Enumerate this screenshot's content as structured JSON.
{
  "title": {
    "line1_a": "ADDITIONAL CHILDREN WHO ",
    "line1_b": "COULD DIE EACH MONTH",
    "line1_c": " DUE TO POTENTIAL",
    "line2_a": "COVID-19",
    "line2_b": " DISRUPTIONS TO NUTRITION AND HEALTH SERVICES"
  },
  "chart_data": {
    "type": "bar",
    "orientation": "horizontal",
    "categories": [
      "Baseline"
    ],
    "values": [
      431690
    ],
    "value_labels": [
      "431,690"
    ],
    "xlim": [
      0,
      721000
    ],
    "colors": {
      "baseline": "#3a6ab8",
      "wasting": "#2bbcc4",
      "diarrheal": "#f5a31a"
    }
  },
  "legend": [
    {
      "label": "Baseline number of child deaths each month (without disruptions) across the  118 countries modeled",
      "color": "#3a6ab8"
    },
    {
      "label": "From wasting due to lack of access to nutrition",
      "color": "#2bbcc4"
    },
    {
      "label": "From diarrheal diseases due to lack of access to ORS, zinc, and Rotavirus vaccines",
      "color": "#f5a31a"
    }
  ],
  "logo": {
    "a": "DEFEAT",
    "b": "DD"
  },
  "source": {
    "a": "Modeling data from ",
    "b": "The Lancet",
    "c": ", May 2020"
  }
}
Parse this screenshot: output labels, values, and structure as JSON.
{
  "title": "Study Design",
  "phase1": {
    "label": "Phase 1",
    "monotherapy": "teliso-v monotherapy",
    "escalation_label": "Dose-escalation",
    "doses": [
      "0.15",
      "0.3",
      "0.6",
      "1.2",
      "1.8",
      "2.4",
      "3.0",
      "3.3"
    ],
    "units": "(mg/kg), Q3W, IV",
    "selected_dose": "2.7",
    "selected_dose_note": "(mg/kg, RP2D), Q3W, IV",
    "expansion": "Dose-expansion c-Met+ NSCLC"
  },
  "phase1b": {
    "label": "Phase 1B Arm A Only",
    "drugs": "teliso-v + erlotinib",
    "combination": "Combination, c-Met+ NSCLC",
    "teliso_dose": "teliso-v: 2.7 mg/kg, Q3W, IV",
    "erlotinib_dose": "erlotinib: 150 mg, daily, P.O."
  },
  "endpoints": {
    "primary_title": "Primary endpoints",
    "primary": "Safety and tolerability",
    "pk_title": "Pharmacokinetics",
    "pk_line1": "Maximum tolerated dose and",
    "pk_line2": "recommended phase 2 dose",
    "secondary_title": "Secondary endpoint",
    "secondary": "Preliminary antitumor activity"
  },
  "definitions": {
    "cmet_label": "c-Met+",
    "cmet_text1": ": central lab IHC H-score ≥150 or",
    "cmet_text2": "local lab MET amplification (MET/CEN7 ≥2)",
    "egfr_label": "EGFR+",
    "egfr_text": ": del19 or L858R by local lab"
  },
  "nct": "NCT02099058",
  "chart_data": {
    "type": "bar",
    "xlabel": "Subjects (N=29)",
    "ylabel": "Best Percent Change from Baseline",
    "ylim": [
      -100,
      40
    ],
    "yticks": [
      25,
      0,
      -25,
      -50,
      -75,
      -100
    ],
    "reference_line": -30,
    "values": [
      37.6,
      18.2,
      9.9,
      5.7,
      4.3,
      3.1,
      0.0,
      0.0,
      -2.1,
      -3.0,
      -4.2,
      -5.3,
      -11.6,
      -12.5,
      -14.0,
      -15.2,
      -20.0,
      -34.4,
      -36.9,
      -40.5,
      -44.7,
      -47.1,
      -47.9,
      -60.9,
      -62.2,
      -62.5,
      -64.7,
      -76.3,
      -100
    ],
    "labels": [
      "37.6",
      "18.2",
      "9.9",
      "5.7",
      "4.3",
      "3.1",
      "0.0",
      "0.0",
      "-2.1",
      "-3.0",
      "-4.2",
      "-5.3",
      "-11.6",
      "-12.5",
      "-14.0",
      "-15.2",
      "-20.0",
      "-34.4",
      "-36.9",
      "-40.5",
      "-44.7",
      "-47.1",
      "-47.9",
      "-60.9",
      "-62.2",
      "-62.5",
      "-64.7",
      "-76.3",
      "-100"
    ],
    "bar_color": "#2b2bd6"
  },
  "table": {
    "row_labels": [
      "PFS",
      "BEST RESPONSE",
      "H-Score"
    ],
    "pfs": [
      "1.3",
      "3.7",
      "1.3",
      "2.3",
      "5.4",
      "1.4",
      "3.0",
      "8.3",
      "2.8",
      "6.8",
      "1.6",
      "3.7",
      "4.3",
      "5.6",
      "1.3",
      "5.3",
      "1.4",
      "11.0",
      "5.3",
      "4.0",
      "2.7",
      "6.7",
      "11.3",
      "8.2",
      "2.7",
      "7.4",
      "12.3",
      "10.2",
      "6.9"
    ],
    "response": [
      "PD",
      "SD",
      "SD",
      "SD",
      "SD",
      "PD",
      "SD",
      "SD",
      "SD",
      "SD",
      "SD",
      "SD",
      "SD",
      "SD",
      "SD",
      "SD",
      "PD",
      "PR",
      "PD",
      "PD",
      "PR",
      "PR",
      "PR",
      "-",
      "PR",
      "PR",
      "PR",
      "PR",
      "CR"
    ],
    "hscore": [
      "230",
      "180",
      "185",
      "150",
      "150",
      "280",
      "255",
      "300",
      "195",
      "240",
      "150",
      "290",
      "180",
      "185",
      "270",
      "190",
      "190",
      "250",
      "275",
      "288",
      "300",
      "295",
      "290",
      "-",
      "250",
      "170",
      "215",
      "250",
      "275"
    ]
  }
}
= = =
YOUR INSTRUCTIONS =>
Exact reproduction of every entry is needed.

RESPONSE BELOW =>
Enumerate this screenshot's content as structured JSON.
{
  "title": {
    "line1_a": "ADDITIONAL CHILDREN WHO ",
    "line1_b": "COULD DIE EACH MONTH",
    "line1_c": " DUE TO POTENTIAL",
    "line2_a": "COVID-19",
    "line2_b": " DISRUPTIONS TO NUTRITION AND HEALTH SERVICES"
  },
  "chart_data": {
    "type": "bar",
    "orientation": "horizontal",
    "categories": [
      "Baseline"
    ],
    "values": [
      431690
    ],
    "value_labels": [
      "431,690"
    ],
    "xlim": [
      0,
      721000
    ],
    "colors": {
      "baseline": "#3a6ab8",
      "wasting": "#2bbcc4",
      "diarrheal": "#f5a31a"
    }
  },
  "legend": [
    {
      "label": "Baseline number of child deaths each month (without disruptions) across the  118 countries modeled",
      "color": "#3a6ab8"
    },
    {
      "label": "From wasting due to lack of access to nutrition",
      "color": "#2bbcc4"
    },
    {
      "label": "From diarrheal diseases due to lack of access to ORS, zinc, and Rotavirus vaccines",
      "color": "#f5a31a"
    }
  ],
  "logo": {
    "a": "DEFEAT",
    "b": "DD"
  },
  "source": {
    "a": "Modeling data from ",
    "b": "The Lancet",
    "c": ", May 2020"
  }
}
Parse this screenshot: output labels, values, and structure as JSON.
{
  "title": "Study Design",
  "phase1": {
    "label": "Phase 1",
    "monotherapy": "teliso-v monotherapy",
    "escalation_label": "Dose-escalation",
    "doses": [
      "0.15",
      "0.3",
      "0.6",
      "1.2",
      "1.8",
      "2.4",
      "3.0",
      "3.3"
    ],
    "units": "(mg/kg), Q3W, IV",
    "selected_dose": "2.7",
    "selected_dose_note": "(mg/kg, RP2D), Q3W, IV",
    "expansion": "Dose-expansion c-Met+ NSCLC"
  },
  "phase1b": {
    "label": "Phase 1B Arm A Only",
    "drugs": "teliso-v + erlotinib",
    "combination": "Combination, c-Met+ NSCLC",
    "teliso_dose": "teliso-v: 2.7 mg/kg, Q3W, IV",
    "erlotinib_dose": "erlotinib: 150 mg, daily, P.O."
  },
  "endpoints": {
    "primary_title": "Primary endpoints",
    "primary": "Safety and tolerability",
    "pk_title": "Pharmacokinetics",
    "pk_line1": "Maximum tolerated dose and",
    "pk_line2": "recommended phase 2 dose",
    "secondary_title": "Secondary endpoint",
    "secondary": "Preliminary antitumor activity"
  },
  "definitions": {
    "cmet_label": "c-Met+",
    "cmet_text1": ": central lab IHC H-score ≥150 or",
    "cmet_text2": "local lab MET amplification (MET/CEN7 ≥2)",
    "egfr_label": "EGFR+",
    "egfr_text": ": del19 or L858R by local lab"
  },
  "nct": "NCT02099058",
  "chart_data": {
    "type": "bar",
    "xlabel": "Subjects (N=29)",
    "ylabel": "Best Percent Change from Baseline",
    "ylim": [
      -100,
      40
    ],
    "yticks": [
      25,
      0,
      -25,
      -50,
      -75,
      -100
    ],
    "reference_line": -30,
    "values": [
      37.6,
      18.2,
      9.9,
      5.7,
      4.3,
      3.1,
      0.0,
      0.0,
      -2.1,
      -3.0,
      -4.2,
      -5.3,
      -11.6,
      -12.5,
      -14.0,
      -15.2,
      -20.0,
      -34.4,
      -36.9,
      -40.5,
      -44.7,
      -47.1,
      -47.9,
      -60.9,
      -62.2,
      -62.5,
      -64.7,
      -76.3,
      -100
    ],
    "labels": [
      "37.6",
      "18.2",
      "9.9",
      "5.7",
      "4.3",
      "3.1",
      "0.0",
      "0.0",
      "-2.1",
      "-3.0",
      "-4.2",
      "-5.3",
      "-11.6",
      "-12.5",
      "-14.0",
      "-15.2",
      "-20.0",
      "-34.4",
      "-36.9",
      "-40.5",
      "-44.7",
      "-47.1",
      "-47.9",
      "-60.9",
      "-62.2",
      "-62.5",
      "-64.7",
      "-76.3",
      "-100"
    ],
    "bar_color": "#2b2bd6"
  },
  "table": {
    "row_labels": [
      "PFS",
      "BEST RESPONSE",
      "H-Score"
    ],
    "pfs": [
      "1.3",
      "3.7",
      "1.3",
      "2.3",
      "5.4",
      "1.4",
      "3.0",
      "8.3",
      "2.8",
      "6.8",
      "1.6",
      "3.7",
      "4.3",
      "5.6",
      "1.3",
      "5.3",
      "1.4",
      "11.0",
      "5.3",
      "4.0",
      "2.7",
      "6.7",
      "11.3",
      "8.2",
      "2.7",
      "7.4",
      "12.3",
      "10.2",
      "6.9"
    ],
    "response": [
      "PD",
      "SD",
      "SD",
      "SD",
      "SD",
      "PD",
      "SD",
      "SD",
      "SD",
      "SD",
      "SD",
      "SD",
      "SD",
      "SD",
      "SD",
      "SD",
      "PD",
      "PR",
      "PD",
      "PD",
      "PR",
      "PR",
      "PR",
      "-",
      "PR",
      "PR",
      "PR",
      "PR",
      "CR"
    ],
    "hscore": [
      "230",
      "180",
      "185",
      "150",
      "150",
      "280",
      "255",
      "300",
      "195",
      "240",
      "150",
      "290",
      "180",
      "185",
      "270",
      "190",
      "190",
      "250",
      "275",
      "288",
      "300",
      "295",
      "290",
      "-",
      "250",
      "170",
      "215",
      "250",
      "275"
    ]
  }
}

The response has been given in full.